START Excerpt

One in two Australians missed out on health care they needed last year mainly because they could not afford it, according to a new report by the peak healthcare consumers group.
The Consumers Health Forum (CHF) surveyed more than 5,100 Australians, with the results revealing a health system that has become increasingly unaffordable.
Where Australians are spending their money
The survey showed entrenched inequities that meant Australians with lower incomes, chronic illness or diverse backgrounds were more likely to miss out on care.
“Australians still trust the care they receive. What they don’t trust is whether they can afford it when they need it,” CHF CEO Elizabeth Deveny said.
“That gap between confidence in care and confidence in affordability is the fault line in our health system. If people delay care because of cost, then universal care exists on paper but not in practice.”
55 per cent of people delayed taking or getting medication
The report provides a snapshot of consumer sentiment in 2025, before the impact of the latest escalation in the Middle East war began constricting household budgets even more.Â
The report found about 50 per cent of people missed out on seeing a doctor or dentist when they needed to last year, skipped a recommended medical test or treatment, or did not fill out a prescription or take medicine when required.
The main reason people did not access health care was cost, with 55 per cent of people who did not fill a prescription or take medicine when they needed to citing affordability, up from about 47 per cent the year before.Â
Almost 50 per cent of people who skipped recommended medical tests or appointments said they could not afford to, compared to about 44 per cent in 2024.
While 67 per cent of people who did not see a dentist when they needed to said it was because they could not afford it.Â
More broadly, the report also looked at financial stress as a key social determinant of health.

END Excerpt
START Extracted information

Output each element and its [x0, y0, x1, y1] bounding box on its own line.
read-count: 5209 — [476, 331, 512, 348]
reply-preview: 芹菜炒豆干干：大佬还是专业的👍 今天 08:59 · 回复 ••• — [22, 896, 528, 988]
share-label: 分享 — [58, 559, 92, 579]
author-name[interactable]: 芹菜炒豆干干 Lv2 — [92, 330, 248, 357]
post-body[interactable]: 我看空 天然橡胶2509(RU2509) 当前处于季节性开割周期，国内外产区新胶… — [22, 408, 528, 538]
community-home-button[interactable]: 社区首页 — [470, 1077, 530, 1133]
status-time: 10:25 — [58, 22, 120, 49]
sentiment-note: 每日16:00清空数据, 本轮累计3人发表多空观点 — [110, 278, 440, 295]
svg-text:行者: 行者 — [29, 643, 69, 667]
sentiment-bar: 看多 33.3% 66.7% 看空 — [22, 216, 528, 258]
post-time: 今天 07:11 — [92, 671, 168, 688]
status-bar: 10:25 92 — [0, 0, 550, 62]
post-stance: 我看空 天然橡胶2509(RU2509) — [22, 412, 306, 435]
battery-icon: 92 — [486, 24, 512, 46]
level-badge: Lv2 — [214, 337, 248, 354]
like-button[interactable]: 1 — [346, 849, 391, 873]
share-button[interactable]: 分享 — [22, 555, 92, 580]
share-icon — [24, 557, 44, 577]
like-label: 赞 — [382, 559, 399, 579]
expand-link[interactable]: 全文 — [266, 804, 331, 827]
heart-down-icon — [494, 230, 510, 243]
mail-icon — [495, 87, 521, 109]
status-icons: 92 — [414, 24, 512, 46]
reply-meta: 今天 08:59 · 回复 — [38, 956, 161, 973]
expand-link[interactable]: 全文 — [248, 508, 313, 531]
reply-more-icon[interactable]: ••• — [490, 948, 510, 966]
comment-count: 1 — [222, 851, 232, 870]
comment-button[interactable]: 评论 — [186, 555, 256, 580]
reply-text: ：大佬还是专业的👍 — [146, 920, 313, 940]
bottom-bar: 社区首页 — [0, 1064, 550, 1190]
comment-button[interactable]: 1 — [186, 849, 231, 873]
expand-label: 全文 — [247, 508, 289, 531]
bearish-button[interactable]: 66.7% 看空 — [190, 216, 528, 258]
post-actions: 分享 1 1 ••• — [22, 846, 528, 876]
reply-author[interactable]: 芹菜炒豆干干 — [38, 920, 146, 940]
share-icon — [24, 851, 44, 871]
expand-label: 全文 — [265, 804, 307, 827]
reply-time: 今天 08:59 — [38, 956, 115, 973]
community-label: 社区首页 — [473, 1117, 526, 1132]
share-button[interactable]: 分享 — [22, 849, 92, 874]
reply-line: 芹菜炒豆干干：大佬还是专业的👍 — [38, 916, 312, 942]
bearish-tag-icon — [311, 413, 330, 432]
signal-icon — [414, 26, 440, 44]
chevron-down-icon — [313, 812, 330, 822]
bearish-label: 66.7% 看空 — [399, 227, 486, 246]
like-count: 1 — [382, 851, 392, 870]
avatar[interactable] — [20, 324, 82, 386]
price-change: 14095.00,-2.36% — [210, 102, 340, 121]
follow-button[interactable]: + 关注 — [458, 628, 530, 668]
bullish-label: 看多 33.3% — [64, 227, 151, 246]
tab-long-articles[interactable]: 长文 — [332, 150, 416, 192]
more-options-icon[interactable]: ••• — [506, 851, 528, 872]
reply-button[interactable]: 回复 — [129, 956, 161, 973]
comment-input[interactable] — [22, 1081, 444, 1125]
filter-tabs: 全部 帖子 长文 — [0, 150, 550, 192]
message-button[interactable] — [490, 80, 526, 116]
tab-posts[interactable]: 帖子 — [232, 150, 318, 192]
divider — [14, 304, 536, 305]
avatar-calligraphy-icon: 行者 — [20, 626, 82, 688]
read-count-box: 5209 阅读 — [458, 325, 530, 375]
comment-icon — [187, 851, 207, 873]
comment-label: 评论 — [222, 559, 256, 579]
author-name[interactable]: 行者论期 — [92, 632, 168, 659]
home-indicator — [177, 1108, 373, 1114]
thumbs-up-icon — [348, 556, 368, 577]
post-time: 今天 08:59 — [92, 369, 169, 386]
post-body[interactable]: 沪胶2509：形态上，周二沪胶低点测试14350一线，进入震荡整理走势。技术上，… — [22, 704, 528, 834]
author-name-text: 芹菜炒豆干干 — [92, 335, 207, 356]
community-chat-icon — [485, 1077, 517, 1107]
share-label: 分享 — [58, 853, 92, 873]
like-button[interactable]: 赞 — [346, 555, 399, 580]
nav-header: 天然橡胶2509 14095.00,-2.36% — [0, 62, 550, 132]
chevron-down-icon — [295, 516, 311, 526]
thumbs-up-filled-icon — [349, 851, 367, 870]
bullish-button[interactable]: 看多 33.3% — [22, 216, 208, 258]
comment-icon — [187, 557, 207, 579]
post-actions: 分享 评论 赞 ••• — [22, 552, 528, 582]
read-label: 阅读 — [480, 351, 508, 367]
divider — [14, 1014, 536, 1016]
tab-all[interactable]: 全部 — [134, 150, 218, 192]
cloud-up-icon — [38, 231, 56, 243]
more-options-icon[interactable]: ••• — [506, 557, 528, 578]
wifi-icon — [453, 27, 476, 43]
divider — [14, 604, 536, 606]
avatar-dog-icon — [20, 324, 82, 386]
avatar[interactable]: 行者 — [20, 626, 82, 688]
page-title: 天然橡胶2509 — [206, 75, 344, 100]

END Extracted information

■ **What you will do**:
Continue the article about Australians missing out on health care because of cost, starting after its last sentence.

■ **Exercise answer**:
It found more than 35 per cent of people reported experiencing at least one financial difficulty or situation in 2025, with some having to resort to asking for financial help from family and friends, skipping meals or pawning items to get by.
While Australians showed moderate confidence in the healthcare system, only one in three felt confident they could afford care if they became seriously ill.
“Affordability is not an abstract economic issue. It determines whether someone sees a doctor, fills a prescription, fixes their teeth, or waits and hopes a problem will pass,” the report said.
“When care becomes unaffordable, the burden does not disappear. It shifts onto families, communities, and the public system. This is not inevitable. It reflects choices about how health care is funded, priced, and prioritised.”

Elizabeth Deveny, CEO of Consumers Health Forum of Australia, says poor health outcomes have an impact on national productivity.
 (Supplied: Darryl Torpy)
The report also found people with lower incomes, who had chronic illness, spoke languages other than English, or who were LGBTQI all had higher odds of having unmet health needs.
The cost of private health insurance was overwhelmingly the main reason why people did not have it, according to the survey, with coverage sitting at just over 60 per cent.
Although having private health insurance can improve the level of care someone receives, it can also unintentionally reinforce health inequities for those unable to afford it, the report found.
Australians ‘very clear’ about what they expect the government to do
Dr Deveny said Australians were “very clear” about priorities for change, listing more health workers, lower costs for care and medicines and better access as their top areas for immediate reform.
She said the upcoming May federal budget was an opportunity to address some of those concerns.
“The purpose of this survey is not just to describe problems. It is to help governments and health leaders see where reform is landing — and where it is not,” she said.
“If we want a health system that people trust, the system must remain both high quality and genuinely affordable.”
Health Minister Mark Butler pointed to measures the federal government had implemented to make health care more affordable since coming to office, like slashing the cost of medicines on the Pharmaceutical Benefits Scheme (PBS) and an $8.5 billion pre-election commitment to expand bulk billing and bolster the workforce.
“When we came to government in 2022, it had never been harder or more expensive to find a doctor,” Mr Butler said.
“Bulk billing was in freefall after a decade of cuts and neglect to Medicare. That’s why strengthening Medicare has been a key focus of our government. The Albanese Labor government has made the single largest investment in Medicare since its creation over 40 years ago.”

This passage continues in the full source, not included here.